Short task :: Answer with the number of lines in the listing below that contain the word "served", and nothing else.

Records for the task ::
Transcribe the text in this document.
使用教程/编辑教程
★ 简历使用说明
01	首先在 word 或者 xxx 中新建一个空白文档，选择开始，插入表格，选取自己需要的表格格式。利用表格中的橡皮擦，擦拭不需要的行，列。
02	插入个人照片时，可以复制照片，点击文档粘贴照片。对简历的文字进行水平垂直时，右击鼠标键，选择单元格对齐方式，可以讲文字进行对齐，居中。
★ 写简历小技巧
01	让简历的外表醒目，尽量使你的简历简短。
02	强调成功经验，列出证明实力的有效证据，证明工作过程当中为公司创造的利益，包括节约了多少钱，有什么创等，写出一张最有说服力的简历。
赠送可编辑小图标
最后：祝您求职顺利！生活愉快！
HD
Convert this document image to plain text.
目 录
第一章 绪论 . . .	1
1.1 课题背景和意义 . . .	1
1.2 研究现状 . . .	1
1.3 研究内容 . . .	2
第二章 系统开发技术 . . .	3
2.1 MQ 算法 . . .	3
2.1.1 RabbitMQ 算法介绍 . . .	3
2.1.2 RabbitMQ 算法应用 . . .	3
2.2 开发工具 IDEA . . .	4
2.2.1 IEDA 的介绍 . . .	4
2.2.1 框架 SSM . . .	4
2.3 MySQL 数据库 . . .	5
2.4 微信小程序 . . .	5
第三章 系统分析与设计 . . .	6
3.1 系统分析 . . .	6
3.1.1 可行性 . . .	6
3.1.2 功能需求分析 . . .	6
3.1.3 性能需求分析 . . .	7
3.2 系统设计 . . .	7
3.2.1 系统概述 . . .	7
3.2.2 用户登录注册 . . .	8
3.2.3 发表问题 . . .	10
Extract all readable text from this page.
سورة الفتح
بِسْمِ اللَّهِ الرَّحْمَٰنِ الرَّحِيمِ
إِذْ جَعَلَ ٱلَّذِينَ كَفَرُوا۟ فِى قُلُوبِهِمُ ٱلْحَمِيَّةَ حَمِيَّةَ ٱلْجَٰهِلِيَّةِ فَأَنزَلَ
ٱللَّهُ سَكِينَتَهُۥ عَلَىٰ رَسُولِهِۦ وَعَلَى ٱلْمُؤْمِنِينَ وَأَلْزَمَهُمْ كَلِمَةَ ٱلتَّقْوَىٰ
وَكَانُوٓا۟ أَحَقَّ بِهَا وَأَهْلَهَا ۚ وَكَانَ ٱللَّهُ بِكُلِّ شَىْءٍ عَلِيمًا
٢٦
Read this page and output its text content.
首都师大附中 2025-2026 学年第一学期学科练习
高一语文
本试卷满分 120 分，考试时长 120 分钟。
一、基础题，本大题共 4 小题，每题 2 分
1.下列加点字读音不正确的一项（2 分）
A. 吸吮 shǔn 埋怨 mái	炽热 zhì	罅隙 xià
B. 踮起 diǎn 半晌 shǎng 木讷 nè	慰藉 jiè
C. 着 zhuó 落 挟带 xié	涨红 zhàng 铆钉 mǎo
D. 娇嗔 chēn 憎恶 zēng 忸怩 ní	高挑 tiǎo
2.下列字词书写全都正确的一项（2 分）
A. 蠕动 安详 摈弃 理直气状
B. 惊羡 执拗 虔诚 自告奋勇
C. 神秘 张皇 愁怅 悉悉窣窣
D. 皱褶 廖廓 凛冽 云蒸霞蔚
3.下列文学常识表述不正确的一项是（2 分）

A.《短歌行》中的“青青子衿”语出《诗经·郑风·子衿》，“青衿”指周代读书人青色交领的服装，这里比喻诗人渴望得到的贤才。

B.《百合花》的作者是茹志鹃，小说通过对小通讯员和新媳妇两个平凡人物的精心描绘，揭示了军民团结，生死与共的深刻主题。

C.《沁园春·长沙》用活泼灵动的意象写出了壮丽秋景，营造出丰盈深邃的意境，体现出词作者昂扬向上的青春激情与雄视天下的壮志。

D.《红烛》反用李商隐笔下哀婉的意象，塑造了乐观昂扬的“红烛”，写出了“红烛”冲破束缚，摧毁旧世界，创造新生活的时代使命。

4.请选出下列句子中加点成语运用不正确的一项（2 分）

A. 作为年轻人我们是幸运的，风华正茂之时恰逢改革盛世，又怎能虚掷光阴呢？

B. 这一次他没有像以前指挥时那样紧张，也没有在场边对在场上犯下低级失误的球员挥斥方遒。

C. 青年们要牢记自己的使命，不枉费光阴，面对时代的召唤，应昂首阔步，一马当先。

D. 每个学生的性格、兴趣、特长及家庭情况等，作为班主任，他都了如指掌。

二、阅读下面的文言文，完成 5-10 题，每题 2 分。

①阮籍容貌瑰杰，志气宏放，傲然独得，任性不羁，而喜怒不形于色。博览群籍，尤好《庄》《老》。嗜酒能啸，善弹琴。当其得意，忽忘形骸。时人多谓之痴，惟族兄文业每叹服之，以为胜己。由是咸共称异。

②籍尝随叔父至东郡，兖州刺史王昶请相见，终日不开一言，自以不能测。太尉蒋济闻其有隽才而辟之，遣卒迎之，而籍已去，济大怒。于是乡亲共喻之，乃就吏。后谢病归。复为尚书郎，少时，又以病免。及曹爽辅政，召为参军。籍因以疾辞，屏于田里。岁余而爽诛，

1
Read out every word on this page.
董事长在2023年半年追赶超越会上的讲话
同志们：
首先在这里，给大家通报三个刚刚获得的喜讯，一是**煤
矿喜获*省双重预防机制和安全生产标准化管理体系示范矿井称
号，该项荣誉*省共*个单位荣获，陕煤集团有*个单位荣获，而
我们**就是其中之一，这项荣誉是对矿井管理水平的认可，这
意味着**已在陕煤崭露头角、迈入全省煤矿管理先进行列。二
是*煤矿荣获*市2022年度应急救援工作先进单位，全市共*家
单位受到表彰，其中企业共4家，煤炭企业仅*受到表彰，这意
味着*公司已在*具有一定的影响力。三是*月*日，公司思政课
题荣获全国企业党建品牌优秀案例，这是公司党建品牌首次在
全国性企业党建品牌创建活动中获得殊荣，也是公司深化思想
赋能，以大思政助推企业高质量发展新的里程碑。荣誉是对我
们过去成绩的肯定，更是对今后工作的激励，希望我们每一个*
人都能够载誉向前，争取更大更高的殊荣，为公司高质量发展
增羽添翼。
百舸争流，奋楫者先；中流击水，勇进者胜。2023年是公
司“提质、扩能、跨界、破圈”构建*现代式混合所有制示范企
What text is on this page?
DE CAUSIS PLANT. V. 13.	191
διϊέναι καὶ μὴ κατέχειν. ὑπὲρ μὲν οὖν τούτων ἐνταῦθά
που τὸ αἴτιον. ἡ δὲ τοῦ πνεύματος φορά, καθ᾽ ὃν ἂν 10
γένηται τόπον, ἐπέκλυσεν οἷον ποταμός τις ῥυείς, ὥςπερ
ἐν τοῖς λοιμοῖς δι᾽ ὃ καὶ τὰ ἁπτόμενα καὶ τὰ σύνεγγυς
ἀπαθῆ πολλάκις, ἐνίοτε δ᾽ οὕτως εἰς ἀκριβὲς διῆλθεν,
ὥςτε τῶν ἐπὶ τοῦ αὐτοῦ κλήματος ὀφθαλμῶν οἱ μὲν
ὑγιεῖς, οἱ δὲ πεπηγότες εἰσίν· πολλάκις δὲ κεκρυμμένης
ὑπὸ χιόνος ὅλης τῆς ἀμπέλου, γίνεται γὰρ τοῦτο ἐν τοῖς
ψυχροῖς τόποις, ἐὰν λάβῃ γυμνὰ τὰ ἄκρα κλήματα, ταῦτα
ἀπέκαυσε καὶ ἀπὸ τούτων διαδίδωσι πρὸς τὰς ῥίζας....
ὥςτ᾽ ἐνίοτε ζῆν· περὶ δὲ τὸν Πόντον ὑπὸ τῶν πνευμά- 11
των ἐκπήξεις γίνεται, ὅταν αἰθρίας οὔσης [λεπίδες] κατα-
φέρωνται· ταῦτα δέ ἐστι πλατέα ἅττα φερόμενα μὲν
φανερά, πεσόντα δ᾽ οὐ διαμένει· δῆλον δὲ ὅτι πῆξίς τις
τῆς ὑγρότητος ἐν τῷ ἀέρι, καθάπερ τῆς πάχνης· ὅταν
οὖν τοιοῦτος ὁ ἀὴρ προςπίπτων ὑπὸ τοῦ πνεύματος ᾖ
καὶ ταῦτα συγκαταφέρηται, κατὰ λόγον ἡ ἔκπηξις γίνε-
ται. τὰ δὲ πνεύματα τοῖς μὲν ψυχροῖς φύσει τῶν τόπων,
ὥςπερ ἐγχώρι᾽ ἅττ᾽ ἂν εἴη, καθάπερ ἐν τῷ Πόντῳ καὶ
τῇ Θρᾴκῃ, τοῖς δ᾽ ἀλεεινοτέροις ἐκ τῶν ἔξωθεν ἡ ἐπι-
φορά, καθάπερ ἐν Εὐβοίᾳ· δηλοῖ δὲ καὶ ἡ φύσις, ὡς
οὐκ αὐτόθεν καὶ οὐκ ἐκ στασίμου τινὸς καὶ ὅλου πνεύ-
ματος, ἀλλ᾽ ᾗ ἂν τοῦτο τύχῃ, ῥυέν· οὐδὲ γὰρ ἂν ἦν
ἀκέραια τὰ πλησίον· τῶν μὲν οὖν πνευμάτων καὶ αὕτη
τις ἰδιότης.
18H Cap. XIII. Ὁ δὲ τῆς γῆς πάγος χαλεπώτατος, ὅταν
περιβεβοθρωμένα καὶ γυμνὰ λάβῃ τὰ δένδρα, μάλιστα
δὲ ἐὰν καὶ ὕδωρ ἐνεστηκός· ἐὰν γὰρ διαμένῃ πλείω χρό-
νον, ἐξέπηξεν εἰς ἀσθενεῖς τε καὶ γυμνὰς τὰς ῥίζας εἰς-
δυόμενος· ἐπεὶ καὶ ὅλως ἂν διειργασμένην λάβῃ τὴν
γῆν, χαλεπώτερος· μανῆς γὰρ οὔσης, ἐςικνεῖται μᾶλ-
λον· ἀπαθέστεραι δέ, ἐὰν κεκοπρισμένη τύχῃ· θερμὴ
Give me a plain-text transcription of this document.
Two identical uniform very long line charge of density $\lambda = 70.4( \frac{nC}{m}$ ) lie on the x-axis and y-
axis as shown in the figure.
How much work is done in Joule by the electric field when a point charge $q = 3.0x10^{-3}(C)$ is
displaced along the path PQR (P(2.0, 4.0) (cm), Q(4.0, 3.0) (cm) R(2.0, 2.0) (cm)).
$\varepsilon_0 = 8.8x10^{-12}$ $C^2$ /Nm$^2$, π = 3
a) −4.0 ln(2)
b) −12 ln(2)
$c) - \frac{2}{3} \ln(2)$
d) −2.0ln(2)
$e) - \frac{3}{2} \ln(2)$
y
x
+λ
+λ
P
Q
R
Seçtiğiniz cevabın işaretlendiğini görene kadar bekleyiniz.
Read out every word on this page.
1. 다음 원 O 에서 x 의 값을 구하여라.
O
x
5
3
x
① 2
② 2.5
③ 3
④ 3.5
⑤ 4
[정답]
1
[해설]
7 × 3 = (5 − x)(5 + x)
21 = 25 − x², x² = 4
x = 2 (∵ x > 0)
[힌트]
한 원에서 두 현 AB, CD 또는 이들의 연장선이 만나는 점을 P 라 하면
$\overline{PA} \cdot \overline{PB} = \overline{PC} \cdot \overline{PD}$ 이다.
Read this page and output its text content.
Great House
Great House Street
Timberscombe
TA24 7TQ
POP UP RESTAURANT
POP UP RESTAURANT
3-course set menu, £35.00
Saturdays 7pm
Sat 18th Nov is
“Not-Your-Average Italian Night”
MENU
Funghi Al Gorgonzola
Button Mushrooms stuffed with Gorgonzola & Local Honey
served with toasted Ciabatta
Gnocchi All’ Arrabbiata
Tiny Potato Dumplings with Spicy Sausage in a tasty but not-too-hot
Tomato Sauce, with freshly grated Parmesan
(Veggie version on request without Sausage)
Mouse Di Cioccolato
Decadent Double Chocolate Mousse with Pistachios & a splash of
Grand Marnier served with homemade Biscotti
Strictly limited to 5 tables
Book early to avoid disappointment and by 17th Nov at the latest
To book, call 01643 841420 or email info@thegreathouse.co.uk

Exercise output :: 2